## Kutipan Sumber
------------------------------------------------------------

Dikatakan Sudding, presiden mengamanatkan Menkumham untuk melakukan pembahasan dengan DPR. “Walaupun ada surat KPK tidak menghalangi kita untuk melanjutkan pembahasan UU ini. Kalaupun nantinya pihak pemerintah mau menarik itu persoalan lain,” katanya.

Lebih lanjut, Politisi Partai Hanura itu berpendapat penghentian pembahasan tergantung dari keputusan pemerintah. Posisi DPR tidak berkapasitas menolak pembahasan, tapi sebaliknya wajib melakukan pembahasan. Kunci soal ditarik tidaknya RKUHAP dan RKUHP berada di tangan pemerintah. Beda halnya jika sebuah RUU atas insiatif DPR, maka lembaga legislasi berhak melakukan penarikan dan menghentikan pembahasan.

“Tidak ada yang menghalangi tugas-tugas  kita menjalankan tugas konstitusi. Kita tidak ada posisi menolak ketika ini diajukan pemerintah,” ujarnya.

Anggota Komisi III dari Fraksi Demokrat Marcus Silanno menambahkan, KPK berhak mengusulkan penghentian pembahasan RKUHAP dan RKUHP. Tapi tidak kemudian DPR dapat menghentikan pembahasan tanpa persetujuan dari pihak pengusul sebuah RUU. Menurutnya, DPR tetap harus melaukan pembahasan.

------------------------------------------------------------

## Data yang Diberikan
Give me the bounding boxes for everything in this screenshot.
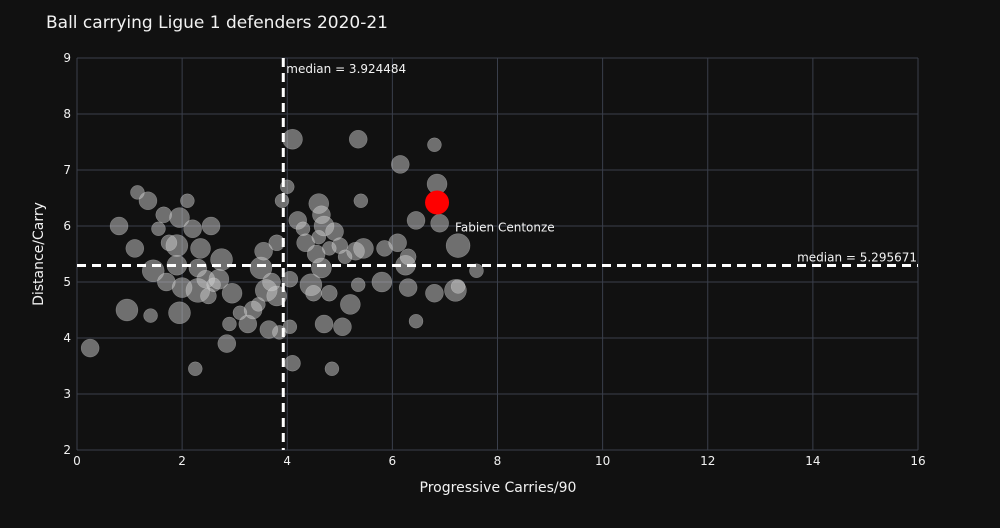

------------------------------------------------------------

## Yang Diminta
Menurut kutipan sumber, Marcus Silanno adalah anggota Komisi III dari fraksi apa? Kerjakan hanya berdasarkan kutipan sumber.

## Jawaban Latihan
Fraksi Demokrat.